# Instructions for the task
Copy every line that mentions the word "手机设置".

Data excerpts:
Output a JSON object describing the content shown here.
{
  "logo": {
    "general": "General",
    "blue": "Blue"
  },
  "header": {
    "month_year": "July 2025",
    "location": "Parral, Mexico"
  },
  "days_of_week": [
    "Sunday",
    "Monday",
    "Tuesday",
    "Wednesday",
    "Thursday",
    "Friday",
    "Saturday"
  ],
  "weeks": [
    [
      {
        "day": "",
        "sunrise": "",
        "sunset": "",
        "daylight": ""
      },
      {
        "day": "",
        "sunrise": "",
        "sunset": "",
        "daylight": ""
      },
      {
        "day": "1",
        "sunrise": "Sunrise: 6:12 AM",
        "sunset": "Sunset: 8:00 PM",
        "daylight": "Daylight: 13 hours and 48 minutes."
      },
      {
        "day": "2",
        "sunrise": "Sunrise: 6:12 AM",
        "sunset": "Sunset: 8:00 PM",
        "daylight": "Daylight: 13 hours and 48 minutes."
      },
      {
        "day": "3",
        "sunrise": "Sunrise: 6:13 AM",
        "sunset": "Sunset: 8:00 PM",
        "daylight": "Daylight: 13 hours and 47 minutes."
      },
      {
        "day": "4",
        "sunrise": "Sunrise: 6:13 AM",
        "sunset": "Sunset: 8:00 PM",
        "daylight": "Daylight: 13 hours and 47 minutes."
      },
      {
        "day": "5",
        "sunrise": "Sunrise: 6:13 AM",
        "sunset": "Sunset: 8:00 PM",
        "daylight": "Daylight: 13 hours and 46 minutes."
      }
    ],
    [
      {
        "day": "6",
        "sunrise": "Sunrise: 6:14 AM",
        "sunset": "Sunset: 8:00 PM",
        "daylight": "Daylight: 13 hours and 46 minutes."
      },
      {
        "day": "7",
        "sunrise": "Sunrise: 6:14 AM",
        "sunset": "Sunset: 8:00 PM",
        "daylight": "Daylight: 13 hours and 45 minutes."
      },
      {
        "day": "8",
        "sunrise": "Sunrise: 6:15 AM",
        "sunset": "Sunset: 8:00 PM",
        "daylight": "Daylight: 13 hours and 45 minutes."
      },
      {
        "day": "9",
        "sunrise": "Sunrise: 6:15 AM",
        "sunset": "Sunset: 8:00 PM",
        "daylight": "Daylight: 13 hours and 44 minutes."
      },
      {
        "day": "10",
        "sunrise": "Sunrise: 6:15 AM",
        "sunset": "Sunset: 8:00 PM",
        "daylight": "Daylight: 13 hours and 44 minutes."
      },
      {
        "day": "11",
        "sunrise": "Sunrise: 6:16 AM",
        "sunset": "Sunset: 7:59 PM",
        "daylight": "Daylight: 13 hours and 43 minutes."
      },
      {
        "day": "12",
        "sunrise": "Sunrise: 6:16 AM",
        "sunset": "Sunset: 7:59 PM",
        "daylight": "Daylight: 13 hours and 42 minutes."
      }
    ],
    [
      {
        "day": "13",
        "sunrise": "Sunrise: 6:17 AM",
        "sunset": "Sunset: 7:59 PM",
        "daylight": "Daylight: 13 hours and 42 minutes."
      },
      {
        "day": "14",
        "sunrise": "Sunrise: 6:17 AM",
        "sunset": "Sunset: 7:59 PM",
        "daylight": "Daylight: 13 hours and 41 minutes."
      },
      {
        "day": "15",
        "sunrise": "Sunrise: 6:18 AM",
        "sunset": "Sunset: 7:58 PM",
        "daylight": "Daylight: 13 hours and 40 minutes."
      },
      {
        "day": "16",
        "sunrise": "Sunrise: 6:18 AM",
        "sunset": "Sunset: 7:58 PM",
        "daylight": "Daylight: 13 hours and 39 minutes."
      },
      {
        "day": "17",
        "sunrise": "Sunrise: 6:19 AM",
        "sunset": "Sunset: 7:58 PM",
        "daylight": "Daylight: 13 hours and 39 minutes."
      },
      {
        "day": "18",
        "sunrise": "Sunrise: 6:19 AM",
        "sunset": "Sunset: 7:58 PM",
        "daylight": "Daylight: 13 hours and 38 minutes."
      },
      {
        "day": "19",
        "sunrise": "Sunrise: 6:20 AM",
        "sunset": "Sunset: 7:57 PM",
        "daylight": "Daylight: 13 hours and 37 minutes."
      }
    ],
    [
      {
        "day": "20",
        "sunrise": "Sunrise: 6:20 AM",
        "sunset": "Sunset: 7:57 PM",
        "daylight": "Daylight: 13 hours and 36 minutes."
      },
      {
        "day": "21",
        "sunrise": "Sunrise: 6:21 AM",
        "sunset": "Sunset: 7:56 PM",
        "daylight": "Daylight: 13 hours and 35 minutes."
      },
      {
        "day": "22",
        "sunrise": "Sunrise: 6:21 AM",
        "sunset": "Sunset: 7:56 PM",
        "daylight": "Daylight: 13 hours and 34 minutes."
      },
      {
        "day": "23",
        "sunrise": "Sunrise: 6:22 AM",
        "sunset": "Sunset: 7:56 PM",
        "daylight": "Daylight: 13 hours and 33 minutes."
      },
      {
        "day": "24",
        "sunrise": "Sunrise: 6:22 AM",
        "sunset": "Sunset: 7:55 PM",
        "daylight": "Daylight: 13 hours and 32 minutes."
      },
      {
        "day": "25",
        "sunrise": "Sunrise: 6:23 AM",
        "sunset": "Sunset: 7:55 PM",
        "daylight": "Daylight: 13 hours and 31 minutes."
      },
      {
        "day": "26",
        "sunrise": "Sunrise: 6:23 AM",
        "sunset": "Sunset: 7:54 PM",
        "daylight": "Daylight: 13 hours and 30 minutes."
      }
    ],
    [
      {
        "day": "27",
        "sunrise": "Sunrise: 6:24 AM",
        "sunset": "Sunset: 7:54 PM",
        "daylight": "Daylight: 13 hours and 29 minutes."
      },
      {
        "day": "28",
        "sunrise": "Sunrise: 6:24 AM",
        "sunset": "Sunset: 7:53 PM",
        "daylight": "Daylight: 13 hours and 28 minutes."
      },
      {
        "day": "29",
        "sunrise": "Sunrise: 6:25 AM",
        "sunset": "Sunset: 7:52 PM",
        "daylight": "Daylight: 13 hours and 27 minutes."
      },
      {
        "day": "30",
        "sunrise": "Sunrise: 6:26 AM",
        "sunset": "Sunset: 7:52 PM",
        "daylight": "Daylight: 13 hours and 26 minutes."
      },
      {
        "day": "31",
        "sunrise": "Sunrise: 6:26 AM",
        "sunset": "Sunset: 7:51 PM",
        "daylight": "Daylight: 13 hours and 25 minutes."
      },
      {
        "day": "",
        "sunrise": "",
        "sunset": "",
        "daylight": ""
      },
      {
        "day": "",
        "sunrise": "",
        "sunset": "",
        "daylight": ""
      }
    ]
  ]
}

---

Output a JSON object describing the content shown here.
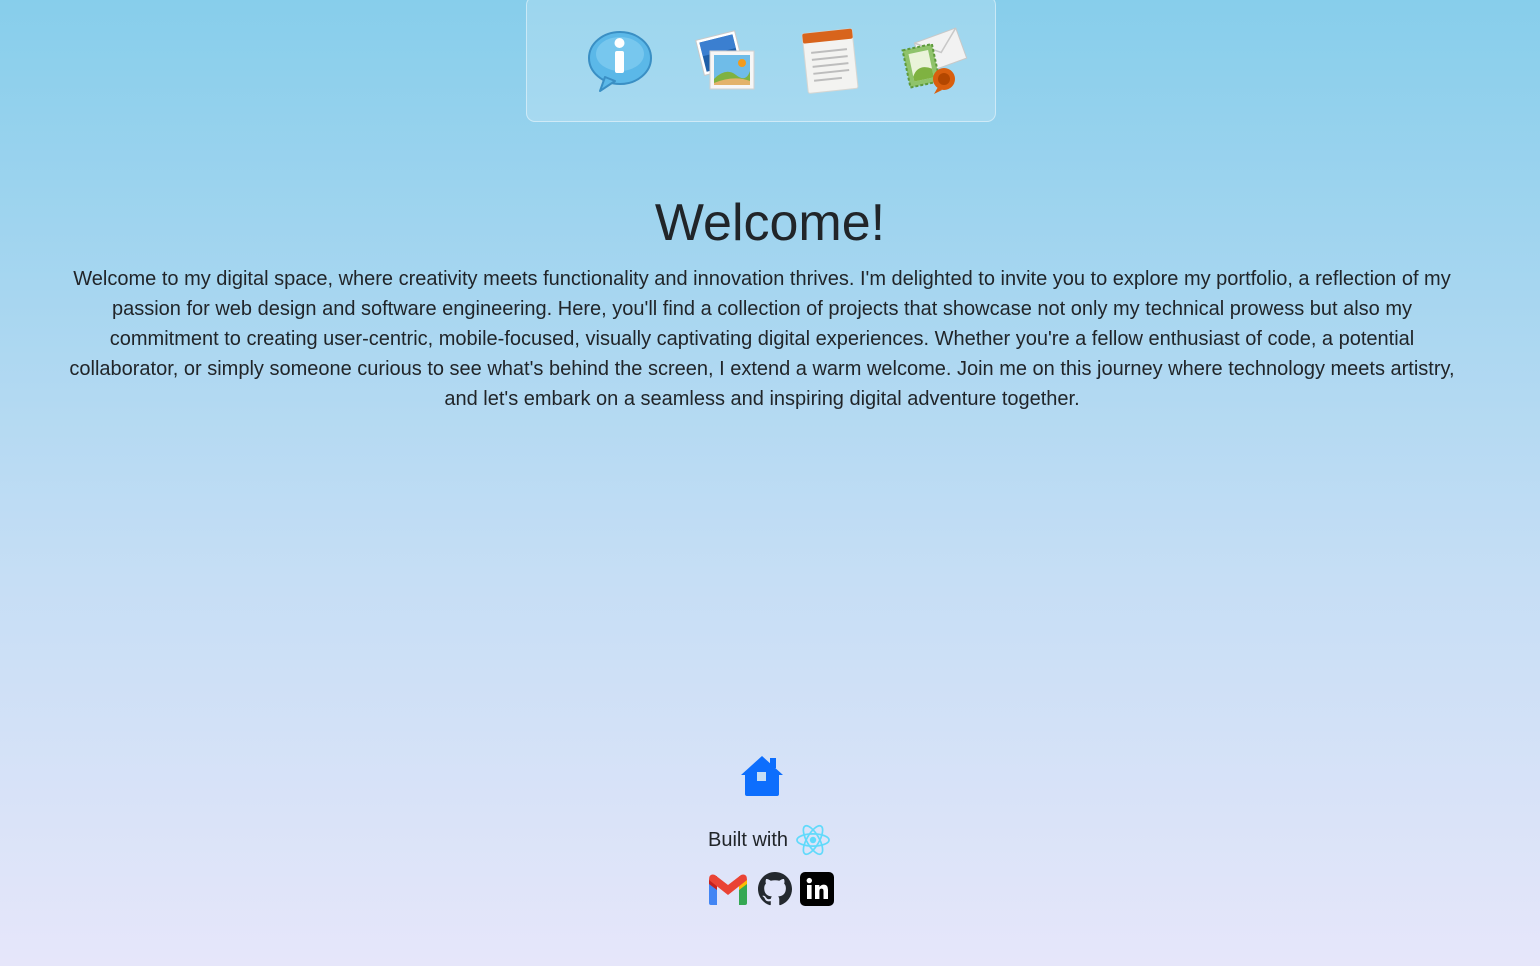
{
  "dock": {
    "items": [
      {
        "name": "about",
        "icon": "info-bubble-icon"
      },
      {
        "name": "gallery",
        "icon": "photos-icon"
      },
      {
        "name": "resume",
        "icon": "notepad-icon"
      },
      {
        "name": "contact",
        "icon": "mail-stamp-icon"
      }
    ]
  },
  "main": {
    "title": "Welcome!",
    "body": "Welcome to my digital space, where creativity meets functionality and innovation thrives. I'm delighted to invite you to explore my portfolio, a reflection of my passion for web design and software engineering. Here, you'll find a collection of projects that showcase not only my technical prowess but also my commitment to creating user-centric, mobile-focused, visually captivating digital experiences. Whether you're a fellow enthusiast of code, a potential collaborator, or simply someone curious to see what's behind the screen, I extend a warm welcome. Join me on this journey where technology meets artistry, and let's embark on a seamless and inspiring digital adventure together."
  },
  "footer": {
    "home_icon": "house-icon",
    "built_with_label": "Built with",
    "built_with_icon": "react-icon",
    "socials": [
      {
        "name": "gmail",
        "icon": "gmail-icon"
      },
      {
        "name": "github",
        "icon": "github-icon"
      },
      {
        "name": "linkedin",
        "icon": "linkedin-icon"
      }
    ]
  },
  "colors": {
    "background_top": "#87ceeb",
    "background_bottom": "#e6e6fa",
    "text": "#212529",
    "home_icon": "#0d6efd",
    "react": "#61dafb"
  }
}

* * *

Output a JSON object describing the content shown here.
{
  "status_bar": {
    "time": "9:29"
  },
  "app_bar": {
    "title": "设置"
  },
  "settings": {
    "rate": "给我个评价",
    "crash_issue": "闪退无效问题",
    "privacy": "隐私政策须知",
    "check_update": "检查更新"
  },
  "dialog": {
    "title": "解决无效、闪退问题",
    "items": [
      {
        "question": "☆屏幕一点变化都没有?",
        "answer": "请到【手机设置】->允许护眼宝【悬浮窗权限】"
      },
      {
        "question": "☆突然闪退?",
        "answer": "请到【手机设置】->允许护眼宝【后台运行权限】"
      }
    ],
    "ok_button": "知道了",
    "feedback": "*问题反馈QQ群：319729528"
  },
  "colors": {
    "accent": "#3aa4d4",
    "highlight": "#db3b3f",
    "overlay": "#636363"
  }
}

# Response below
        "answer": "请到【手机设置】->允许护眼宝【悬浮窗权限】"
        "answer": "请到【手机设置】->允许护眼宝【后台运行权限】"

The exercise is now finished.